◆ What to produce: Gather the lines from the material that contain "kpco".

◆ Record excerpts:

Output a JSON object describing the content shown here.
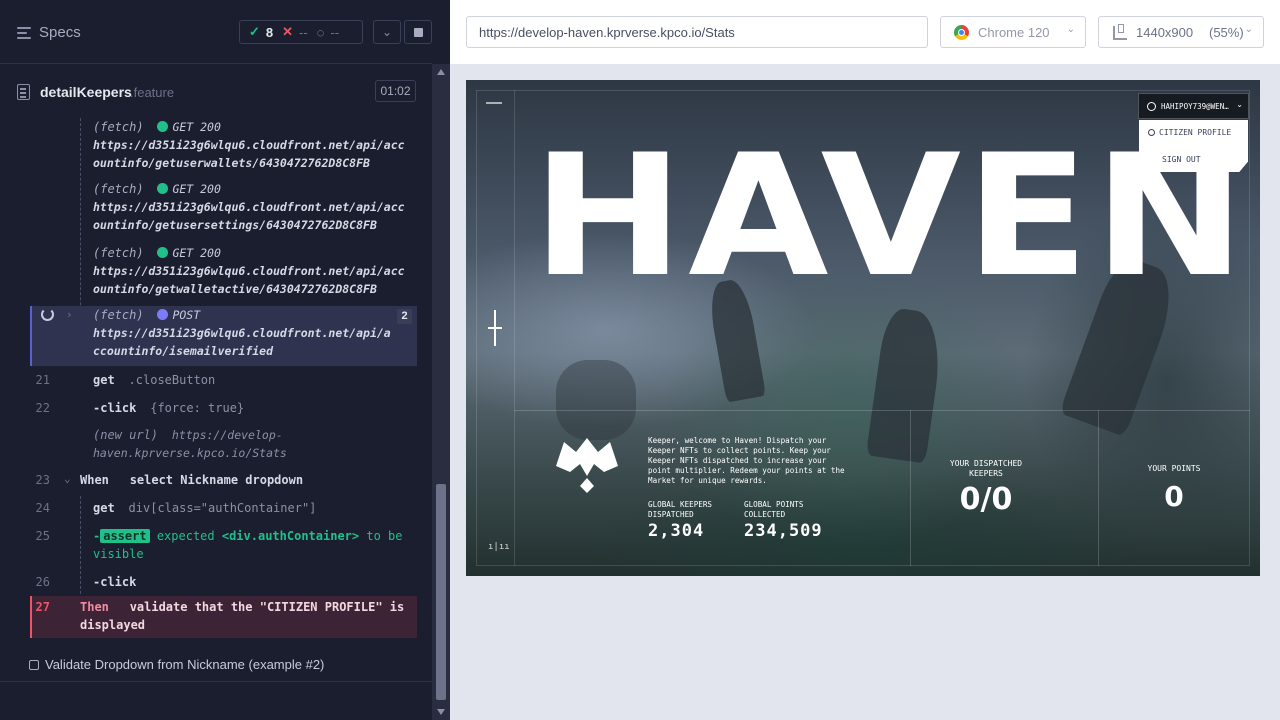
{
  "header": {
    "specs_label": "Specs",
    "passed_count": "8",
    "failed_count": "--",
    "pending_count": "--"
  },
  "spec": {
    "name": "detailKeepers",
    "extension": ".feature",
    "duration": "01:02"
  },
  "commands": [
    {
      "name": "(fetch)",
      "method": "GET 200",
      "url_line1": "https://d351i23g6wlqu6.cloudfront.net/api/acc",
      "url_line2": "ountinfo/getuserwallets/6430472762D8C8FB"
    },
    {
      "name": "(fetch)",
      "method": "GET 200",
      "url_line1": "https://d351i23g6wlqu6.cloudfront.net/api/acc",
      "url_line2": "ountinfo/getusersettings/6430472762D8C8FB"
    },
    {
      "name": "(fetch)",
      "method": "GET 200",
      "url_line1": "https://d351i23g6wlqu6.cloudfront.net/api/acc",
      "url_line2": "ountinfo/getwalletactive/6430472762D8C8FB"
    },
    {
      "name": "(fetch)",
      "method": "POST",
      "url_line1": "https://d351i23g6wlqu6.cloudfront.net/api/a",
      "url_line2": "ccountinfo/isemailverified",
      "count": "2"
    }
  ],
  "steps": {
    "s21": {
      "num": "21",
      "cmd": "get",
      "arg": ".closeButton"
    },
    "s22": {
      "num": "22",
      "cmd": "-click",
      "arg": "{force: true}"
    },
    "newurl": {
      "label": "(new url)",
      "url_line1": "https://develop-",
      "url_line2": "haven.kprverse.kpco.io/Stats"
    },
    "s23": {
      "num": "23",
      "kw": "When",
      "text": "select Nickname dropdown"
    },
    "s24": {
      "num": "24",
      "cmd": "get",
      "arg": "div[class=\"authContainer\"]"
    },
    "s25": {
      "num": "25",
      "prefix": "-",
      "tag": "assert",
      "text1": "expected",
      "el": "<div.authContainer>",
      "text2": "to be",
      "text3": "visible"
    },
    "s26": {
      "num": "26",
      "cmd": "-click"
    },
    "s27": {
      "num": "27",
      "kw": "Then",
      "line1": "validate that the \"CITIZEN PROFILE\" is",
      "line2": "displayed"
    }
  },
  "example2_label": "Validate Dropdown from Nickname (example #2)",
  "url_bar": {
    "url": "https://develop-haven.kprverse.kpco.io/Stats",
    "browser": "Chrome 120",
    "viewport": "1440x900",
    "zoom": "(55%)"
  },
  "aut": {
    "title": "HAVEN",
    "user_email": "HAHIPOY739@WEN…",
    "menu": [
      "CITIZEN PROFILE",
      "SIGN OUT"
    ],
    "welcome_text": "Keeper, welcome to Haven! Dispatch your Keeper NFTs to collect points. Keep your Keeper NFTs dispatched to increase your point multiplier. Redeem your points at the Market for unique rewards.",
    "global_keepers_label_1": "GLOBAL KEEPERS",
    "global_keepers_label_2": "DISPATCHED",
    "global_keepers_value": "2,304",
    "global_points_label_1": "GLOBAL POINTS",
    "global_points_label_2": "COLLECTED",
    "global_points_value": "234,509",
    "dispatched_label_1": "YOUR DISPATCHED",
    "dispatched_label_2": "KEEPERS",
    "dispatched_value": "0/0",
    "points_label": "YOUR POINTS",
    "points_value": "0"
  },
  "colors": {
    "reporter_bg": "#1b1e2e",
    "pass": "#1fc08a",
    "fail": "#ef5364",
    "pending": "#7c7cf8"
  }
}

* * *

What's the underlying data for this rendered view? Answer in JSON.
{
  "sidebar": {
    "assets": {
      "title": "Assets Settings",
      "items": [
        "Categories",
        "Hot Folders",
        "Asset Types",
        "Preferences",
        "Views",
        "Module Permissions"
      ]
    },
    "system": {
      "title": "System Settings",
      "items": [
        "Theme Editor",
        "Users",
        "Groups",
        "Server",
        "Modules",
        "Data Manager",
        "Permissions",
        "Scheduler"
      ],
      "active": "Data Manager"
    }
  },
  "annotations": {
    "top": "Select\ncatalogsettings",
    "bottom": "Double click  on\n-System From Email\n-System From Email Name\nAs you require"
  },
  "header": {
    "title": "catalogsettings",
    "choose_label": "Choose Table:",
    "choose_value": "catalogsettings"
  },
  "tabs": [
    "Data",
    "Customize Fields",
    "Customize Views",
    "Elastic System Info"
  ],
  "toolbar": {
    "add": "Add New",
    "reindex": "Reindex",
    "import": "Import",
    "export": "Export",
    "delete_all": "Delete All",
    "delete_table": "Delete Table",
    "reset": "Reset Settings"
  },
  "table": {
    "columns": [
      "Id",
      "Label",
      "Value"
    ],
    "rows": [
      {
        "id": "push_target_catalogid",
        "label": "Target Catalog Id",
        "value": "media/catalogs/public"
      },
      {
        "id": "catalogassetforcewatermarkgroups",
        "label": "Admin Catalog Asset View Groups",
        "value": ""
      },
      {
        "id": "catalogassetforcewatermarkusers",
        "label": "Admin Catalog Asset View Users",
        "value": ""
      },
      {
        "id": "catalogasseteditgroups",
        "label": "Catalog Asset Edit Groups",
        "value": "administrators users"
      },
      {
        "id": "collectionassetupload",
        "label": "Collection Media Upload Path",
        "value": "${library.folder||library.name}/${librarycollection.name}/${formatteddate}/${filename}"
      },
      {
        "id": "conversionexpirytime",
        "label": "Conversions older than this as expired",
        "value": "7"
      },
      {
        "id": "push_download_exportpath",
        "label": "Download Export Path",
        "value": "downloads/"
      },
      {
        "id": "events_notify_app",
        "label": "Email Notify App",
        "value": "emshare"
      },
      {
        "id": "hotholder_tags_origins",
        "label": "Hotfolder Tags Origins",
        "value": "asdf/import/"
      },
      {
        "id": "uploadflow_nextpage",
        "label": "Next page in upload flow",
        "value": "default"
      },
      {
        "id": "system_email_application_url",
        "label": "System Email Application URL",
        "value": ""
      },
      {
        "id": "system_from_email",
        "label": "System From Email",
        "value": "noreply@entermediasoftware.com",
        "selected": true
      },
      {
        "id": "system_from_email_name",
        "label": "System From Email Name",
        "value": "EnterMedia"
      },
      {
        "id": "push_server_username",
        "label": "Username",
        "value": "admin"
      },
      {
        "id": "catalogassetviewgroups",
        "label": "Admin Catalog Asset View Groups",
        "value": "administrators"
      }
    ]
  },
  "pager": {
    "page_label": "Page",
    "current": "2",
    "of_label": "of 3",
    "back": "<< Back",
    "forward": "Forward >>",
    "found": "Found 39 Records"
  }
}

◆ Correct output:
      "url_line2": "haven.kprverse.kpco.io/Stats"
    "url": "https://develop-haven.kprverse.kpco.io/Stats",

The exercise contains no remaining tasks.